Directive> Gather the lines below that include the string "username", copying each in full.
START
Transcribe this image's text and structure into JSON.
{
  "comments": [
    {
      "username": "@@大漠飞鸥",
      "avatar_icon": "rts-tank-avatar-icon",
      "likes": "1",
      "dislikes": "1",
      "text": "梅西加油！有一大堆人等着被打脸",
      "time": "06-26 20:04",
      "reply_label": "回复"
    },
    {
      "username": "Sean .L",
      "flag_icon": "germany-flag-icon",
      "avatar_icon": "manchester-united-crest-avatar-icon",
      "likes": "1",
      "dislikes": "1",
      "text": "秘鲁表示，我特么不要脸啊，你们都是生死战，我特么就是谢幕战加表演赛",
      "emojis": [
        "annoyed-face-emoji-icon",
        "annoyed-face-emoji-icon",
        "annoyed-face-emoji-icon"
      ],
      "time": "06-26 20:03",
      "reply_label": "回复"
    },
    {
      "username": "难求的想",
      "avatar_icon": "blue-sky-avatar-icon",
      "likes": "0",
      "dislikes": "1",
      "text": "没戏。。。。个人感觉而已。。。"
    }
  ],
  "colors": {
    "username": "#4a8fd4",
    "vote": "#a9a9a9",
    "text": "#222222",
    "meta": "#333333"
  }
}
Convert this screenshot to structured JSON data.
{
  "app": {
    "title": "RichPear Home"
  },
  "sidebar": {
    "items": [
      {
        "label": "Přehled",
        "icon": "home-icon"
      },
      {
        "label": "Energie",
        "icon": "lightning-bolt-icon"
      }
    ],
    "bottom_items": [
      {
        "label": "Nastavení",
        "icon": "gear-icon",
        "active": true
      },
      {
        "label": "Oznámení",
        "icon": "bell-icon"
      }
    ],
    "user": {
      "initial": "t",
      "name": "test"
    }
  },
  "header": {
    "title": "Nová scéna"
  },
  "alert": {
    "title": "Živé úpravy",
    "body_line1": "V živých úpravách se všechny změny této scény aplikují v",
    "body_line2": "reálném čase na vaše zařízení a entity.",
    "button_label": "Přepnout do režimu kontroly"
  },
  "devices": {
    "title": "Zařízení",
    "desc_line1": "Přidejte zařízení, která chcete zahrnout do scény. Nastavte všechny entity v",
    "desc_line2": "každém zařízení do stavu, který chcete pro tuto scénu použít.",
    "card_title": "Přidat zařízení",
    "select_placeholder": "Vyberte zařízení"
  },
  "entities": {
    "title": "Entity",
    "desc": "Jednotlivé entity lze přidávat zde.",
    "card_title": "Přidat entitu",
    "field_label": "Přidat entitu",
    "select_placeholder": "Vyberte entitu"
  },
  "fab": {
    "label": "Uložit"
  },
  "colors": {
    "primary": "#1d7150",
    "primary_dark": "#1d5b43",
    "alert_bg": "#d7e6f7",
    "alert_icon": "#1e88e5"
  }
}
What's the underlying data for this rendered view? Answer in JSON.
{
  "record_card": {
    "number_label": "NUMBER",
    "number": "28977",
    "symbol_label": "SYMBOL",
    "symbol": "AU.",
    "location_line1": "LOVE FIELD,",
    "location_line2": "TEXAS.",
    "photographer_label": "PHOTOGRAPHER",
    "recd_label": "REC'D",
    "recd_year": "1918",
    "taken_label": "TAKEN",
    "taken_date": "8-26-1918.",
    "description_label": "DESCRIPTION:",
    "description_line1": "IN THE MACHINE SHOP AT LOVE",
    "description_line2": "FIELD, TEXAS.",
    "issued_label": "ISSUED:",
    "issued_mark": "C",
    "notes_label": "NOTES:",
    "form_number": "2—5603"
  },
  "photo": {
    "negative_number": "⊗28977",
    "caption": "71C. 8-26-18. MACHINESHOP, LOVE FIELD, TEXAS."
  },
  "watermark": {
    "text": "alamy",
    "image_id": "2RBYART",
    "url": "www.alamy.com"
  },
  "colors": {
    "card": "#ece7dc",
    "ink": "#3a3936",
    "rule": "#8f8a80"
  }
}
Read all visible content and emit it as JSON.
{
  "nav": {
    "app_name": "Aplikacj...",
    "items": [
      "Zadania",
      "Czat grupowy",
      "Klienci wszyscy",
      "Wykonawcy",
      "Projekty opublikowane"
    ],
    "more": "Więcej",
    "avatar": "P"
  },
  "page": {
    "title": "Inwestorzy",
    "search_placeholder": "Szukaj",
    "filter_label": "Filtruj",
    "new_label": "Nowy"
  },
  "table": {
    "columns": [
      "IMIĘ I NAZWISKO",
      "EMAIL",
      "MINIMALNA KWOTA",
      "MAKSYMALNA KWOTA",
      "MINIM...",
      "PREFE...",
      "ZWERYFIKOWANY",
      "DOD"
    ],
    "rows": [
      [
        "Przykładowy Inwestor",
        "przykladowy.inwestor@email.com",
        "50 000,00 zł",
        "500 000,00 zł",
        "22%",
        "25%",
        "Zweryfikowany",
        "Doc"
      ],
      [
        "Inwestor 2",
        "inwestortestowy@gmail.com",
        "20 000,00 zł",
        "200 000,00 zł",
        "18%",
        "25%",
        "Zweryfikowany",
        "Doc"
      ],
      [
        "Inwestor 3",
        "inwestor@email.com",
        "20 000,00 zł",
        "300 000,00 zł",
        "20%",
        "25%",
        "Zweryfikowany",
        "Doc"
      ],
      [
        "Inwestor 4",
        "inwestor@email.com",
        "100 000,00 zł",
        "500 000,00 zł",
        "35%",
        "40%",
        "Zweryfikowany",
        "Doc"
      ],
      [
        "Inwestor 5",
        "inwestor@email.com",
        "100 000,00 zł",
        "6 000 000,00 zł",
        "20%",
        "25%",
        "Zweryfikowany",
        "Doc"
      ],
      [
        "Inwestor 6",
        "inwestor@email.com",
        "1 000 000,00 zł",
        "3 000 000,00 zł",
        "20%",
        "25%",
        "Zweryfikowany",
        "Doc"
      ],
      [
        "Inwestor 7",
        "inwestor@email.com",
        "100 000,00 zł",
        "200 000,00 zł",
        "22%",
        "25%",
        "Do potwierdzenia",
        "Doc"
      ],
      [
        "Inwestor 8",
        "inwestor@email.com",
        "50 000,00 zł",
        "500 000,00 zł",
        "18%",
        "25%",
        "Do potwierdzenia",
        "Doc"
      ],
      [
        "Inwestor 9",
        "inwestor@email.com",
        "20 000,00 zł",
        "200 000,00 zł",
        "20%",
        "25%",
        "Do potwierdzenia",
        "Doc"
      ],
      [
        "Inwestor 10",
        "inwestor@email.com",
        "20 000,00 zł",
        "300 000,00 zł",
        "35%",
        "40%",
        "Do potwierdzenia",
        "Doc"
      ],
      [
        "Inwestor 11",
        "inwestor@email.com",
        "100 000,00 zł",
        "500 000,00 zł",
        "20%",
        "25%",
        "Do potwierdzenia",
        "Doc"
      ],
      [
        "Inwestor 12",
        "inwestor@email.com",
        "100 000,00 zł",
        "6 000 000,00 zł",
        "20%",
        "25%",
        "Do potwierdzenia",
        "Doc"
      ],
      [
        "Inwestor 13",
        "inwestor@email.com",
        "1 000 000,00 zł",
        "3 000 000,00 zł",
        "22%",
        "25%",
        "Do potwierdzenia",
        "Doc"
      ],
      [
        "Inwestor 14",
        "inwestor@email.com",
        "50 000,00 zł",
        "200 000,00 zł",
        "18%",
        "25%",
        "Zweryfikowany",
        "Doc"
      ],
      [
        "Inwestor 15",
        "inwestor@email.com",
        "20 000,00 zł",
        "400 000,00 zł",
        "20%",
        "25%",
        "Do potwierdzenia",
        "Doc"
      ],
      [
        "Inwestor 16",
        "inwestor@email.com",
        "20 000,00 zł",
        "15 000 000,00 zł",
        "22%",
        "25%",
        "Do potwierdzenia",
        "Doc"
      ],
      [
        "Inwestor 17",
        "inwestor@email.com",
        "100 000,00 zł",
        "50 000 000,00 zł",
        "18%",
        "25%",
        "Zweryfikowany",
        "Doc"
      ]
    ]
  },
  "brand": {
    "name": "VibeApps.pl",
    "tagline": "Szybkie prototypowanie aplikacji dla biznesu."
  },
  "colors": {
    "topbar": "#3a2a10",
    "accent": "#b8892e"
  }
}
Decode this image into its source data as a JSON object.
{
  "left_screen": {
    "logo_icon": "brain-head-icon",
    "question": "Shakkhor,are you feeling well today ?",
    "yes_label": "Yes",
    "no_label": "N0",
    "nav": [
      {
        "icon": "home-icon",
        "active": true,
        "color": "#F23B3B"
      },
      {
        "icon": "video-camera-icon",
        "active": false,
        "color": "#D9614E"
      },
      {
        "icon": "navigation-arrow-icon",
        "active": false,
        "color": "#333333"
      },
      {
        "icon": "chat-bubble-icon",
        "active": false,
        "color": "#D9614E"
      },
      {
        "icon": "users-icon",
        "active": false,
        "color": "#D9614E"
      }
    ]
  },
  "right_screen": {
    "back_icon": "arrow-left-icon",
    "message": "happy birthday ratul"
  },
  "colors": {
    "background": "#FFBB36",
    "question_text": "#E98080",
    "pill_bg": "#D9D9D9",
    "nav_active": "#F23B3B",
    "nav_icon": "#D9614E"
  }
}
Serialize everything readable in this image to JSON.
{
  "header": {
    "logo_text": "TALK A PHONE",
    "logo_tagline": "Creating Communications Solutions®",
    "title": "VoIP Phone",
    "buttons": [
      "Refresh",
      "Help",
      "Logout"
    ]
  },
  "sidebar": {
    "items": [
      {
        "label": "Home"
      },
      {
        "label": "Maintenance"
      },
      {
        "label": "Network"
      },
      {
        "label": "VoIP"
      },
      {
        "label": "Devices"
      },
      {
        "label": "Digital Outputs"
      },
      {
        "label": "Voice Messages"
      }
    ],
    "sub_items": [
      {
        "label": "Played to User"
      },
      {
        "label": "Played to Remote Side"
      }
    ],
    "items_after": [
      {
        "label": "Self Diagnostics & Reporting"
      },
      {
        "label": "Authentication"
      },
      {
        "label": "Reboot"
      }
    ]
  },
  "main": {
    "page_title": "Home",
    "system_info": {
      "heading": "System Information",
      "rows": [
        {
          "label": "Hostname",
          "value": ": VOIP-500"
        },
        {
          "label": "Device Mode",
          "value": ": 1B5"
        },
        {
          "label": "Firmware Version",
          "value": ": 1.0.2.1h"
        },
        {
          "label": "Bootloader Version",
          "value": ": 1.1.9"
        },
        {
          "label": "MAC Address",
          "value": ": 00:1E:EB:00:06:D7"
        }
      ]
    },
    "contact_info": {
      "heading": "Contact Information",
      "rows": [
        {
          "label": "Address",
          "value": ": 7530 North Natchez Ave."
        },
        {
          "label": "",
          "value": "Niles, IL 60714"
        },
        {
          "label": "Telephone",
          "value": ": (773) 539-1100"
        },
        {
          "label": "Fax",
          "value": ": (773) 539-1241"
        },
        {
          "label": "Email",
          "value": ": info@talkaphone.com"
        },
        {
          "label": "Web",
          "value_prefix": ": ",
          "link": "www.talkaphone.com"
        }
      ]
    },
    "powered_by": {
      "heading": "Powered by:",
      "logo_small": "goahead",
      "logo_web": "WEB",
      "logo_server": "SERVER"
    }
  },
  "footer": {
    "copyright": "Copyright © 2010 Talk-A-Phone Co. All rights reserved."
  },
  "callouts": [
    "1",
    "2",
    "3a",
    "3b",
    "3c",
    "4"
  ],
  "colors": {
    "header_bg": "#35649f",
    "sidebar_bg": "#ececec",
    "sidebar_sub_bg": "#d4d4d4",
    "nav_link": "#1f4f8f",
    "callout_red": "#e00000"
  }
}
END
Finished exercise>
      "username": "@@大漠飞鸥",
      "username": "Sean .L",
      "username": "难求的想",
    "username": "#4a8fd4",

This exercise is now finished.